JOB:
Retype the full set of records. Keep every character identical.

[Dataset excerpt]
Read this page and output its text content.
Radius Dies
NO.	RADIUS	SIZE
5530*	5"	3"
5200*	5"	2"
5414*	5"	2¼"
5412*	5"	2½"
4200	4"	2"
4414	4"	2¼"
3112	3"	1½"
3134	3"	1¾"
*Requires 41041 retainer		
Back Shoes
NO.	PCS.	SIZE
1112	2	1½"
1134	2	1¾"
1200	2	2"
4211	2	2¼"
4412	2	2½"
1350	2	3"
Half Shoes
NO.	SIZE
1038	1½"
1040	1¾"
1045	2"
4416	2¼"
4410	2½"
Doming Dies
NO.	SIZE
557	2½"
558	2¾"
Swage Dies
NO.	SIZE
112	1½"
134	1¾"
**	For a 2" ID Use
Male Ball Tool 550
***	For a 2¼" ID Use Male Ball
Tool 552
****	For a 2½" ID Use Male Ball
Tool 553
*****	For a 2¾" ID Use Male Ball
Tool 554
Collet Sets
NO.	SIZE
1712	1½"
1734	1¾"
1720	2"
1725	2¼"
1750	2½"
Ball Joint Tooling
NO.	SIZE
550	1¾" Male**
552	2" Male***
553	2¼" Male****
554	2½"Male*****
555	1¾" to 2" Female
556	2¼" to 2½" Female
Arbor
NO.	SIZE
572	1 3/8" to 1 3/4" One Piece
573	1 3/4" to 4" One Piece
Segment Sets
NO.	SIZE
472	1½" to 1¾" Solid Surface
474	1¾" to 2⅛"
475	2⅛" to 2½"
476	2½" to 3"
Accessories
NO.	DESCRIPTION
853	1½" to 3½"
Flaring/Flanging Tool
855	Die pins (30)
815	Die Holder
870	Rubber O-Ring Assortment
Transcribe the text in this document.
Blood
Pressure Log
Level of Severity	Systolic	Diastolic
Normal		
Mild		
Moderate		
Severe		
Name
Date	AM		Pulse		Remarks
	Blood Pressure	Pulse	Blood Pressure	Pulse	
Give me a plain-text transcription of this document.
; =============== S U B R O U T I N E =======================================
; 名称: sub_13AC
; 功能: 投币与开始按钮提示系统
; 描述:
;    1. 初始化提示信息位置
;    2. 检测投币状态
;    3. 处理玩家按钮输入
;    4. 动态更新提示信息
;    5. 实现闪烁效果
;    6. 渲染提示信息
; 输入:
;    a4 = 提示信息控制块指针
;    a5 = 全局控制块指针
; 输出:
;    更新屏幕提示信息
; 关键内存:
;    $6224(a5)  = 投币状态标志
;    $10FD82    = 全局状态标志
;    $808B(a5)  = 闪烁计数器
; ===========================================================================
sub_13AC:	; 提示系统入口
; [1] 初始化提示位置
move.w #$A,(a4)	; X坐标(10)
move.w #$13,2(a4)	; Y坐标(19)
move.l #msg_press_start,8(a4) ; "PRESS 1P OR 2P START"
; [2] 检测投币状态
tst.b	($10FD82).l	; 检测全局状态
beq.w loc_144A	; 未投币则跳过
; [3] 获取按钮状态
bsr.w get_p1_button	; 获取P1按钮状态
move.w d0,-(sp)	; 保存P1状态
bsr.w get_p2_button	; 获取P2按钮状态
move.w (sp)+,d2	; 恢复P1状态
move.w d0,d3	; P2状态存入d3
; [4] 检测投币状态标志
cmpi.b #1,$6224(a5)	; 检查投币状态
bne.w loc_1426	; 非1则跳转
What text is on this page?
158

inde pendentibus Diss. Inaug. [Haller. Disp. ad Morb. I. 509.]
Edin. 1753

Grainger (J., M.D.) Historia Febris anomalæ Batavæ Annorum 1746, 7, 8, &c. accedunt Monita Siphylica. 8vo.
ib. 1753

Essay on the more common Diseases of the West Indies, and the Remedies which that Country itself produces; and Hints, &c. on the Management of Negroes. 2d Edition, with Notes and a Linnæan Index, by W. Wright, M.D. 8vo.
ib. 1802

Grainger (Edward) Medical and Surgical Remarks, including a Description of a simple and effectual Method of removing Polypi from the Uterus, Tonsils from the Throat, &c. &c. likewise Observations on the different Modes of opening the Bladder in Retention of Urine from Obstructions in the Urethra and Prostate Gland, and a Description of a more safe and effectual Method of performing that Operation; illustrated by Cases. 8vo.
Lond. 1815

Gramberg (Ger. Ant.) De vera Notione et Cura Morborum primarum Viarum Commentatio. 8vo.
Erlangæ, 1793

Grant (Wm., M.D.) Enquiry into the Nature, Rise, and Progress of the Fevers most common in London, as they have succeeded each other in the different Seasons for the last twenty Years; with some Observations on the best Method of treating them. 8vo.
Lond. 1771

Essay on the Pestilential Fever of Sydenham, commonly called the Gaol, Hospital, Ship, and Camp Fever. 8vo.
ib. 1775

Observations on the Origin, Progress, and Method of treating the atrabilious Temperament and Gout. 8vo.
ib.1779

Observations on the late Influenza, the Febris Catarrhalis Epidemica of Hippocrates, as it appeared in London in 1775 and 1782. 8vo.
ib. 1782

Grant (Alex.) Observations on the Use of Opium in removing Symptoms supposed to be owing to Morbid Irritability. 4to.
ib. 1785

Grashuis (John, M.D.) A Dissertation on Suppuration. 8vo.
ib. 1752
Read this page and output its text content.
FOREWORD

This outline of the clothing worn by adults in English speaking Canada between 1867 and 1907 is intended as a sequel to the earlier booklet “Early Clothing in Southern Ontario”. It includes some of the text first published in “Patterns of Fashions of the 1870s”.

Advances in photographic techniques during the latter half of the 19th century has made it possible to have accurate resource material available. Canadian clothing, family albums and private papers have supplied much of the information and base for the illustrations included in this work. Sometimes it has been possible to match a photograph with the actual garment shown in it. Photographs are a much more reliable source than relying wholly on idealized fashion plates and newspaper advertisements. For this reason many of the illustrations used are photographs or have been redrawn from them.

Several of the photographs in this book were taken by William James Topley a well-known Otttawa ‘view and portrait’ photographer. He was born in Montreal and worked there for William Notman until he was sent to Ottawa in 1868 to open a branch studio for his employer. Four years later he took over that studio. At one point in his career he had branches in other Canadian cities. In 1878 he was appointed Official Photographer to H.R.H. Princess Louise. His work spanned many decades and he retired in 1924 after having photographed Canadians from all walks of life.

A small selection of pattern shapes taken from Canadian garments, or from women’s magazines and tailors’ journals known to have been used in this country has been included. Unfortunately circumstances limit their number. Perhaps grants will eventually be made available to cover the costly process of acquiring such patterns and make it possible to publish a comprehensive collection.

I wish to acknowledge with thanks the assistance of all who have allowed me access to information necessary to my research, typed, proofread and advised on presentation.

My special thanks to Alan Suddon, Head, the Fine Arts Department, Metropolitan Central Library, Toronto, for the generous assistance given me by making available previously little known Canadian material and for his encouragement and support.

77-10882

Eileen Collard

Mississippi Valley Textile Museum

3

SOLUTION FOR THIS TASK:
Read this page and output its text content.
Radius Dies
NO.	RADIUS	SIZE
5530*	5"	3"
5200*	5"	2"
5414*	5"	2¼"
5412*	5"	2½"
4200	4"	2"
4414	4"	2¼"
3112	3"	1½"
3134	3"	1¾"
*Requires 41041 retainer		
Back Shoes
NO.	PCS.	SIZE
1112	2	1½"
1134	2	1¾"
1200	2	2"
4211	2	2¼"
4412	2	2½"
1350	2	3"
Half Shoes
NO.	SIZE
1038	1½"
1040	1¾"
1045	2"
4416	2¼"
4410	2½"
Doming Dies
NO.	SIZE
557	2½"
558	2¾"
Swage Dies
NO.	SIZE
112	1½"
134	1¾"
**	For a 2" ID Use
Male Ball Tool 550
***	For a 2¼" ID Use Male Ball
Tool 552
****	For a 2½" ID Use Male Ball
Tool 553
*****	For a 2¾" ID Use Male Ball
Tool 554
Collet Sets
NO.	SIZE
1712	1½"
1734	1¾"
1720	2"
1725	2¼"
1750	2½"
Ball Joint Tooling
NO.	SIZE
550	1¾" Male**
552	2" Male***
553	2¼" Male****
554	2½"Male*****
555	1¾" to 2" Female
556	2¼" to 2½" Female
Arbor
NO.	SIZE
572	1 3/8" to 1 3/4" One Piece
573	1 3/4" to 4" One Piece
Segment Sets
NO.	SIZE
472	1½" to 1¾" Solid Surface
474	1¾" to 2⅛"
475	2⅛" to 2½"
476	2½" to 3"
Accessories
NO.	DESCRIPTION
853	1½" to 3½"
Flaring/Flanging Tool
855	Die pins (30)
815	Die Holder
870	Rubber O-Ring Assortment
Transcribe the text in this document.
Blood
Pressure Log
Level of Severity	Systolic	Diastolic
Normal		
Mild		
Moderate		
Severe		
Name
Date	AM		Pulse		Remarks
	Blood Pressure	Pulse	Blood Pressure	Pulse	
Give me a plain-text transcription of this document.
; =============== S U B R O U T I N E =======================================
; 名称: sub_13AC
; 功能: 投币与开始按钮提示系统
; 描述:
;    1. 初始化提示信息位置
;    2. 检测投币状态
;    3. 处理玩家按钮输入
;    4. 动态更新提示信息
;    5. 实现闪烁效果
;    6. 渲染提示信息
; 输入:
;    a4 = 提示信息控制块指针
;    a5 = 全局控制块指针
; 输出:
;    更新屏幕提示信息
; 关键内存:
;    $6224(a5)  = 投币状态标志
;    $10FD82    = 全局状态标志
;    $808B(a5)  = 闪烁计数器
; ===========================================================================
sub_13AC:	; 提示系统入口
; [1] 初始化提示位置
move.w #$A,(a4)	; X坐标(10)
move.w #$13,2(a4)	; Y坐标(19)
move.l #msg_press_start,8(a4) ; "PRESS 1P OR 2P START"
; [2] 检测投币状态
tst.b	($10FD82).l	; 检测全局状态
beq.w loc_144A	; 未投币则跳过
; [3] 获取按钮状态
bsr.w get_p1_button	; 获取P1按钮状态
move.w d0,-(sp)	; 保存P1状态
bsr.w get_p2_button	; 获取P2按钮状态
move.w (sp)+,d2	; 恢复P1状态
move.w d0,d3	; P2状态存入d3
; [4] 检测投币状态标志
cmpi.b #1,$6224(a5)	; 检查投币状态
bne.w loc_1426	; 非1则跳转
What text is on this page?
158

inde pendentibus Diss. Inaug. [Haller. Disp. ad Morb. I. 509.]
Edin. 1753

Grainger (J., M.D.) Historia Febris anomalæ Batavæ Annorum 1746, 7, 8, &c. accedunt Monita Siphylica. 8vo.
ib. 1753

Essay on the more common Diseases of the West Indies, and the Remedies which that Country itself produces; and Hints, &c. on the Management of Negroes. 2d Edition, with Notes and a Linnæan Index, by W. Wright, M.D. 8vo.
ib. 1802

Grainger (Edward) Medical and Surgical Remarks, including a Description of a simple and effectual Method of removing Polypi from the Uterus, Tonsils from the Throat, &c. &c. likewise Observations on the different Modes of opening the Bladder in Retention of Urine from Obstructions in the Urethra and Prostate Gland, and a Description of a more safe and effectual Method of performing that Operation; illustrated by Cases. 8vo.
Lond. 1815

Gramberg (Ger. Ant.) De vera Notione et Cura Morborum primarum Viarum Commentatio. 8vo.
Erlangæ, 1793

Grant (Wm., M.D.) Enquiry into the Nature, Rise, and Progress of the Fevers most common in London, as they have succeeded each other in the different Seasons for the last twenty Years; with some Observations on the best Method of treating them. 8vo.
Lond. 1771

Essay on the Pestilential Fever of Sydenham, commonly called the Gaol, Hospital, Ship, and Camp Fever. 8vo.
ib. 1775

Observations on the Origin, Progress, and Method of treating the atrabilious Temperament and Gout. 8vo.
ib.1779

Observations on the late Influenza, the Febris Catarrhalis Epidemica of Hippocrates, as it appeared in London in 1775 and 1782. 8vo.
ib. 1782

Grant (Alex.) Observations on the Use of Opium in removing Symptoms supposed to be owing to Morbid Irritability. 4to.
ib. 1785

Grashuis (John, M.D.) A Dissertation on Suppuration. 8vo.
ib. 1752
Read this page and output its text content.
FOREWORD

This outline of the clothing worn by adults in English speaking Canada between 1867 and 1907 is intended as a sequel to the earlier booklet “Early Clothing in Southern Ontario”. It includes some of the text first published in “Patterns of Fashions of the 1870s”.

Advances in photographic techniques during the latter half of the 19th century has made it possible to have accurate resource material available. Canadian clothing, family albums and private papers have supplied much of the information and base for the illustrations included in this work. Sometimes it has been possible to match a photograph with the actual garment shown in it. Photographs are a much more reliable source than relying wholly on idealized fashion plates and newspaper advertisements. For this reason many of the illustrations used are photographs or have been redrawn from them.

Several of the photographs in this book were taken by William James Topley a well-known Otttawa ‘view and portrait’ photographer. He was born in Montreal and worked there for William Notman until he was sent to Ottawa in 1868 to open a branch studio for his employer. Four years later he took over that studio. At one point in his career he had branches in other Canadian cities. In 1878 he was appointed Official Photographer to H.R.H. Princess Louise. His work spanned many decades and he retired in 1924 after having photographed Canadians from all walks of life.

A small selection of pattern shapes taken from Canadian garments, or from women’s magazines and tailors’ journals known to have been used in this country has been included. Unfortunately circumstances limit their number. Perhaps grants will eventually be made available to cover the costly process of acquiring such patterns and make it possible to publish a comprehensive collection.

I wish to acknowledge with thanks the assistance of all who have allowed me access to information necessary to my research, typed, proofread and advised on presentation.

My special thanks to Alan Suddon, Head, the Fine Arts Department, Metropolitan Central Library, Toronto, for the generous assistance given me by making available previously little known Canadian material and for his encouragement and support.

77-10882

Eileen Collard

Mississippi Valley Textile Museum

3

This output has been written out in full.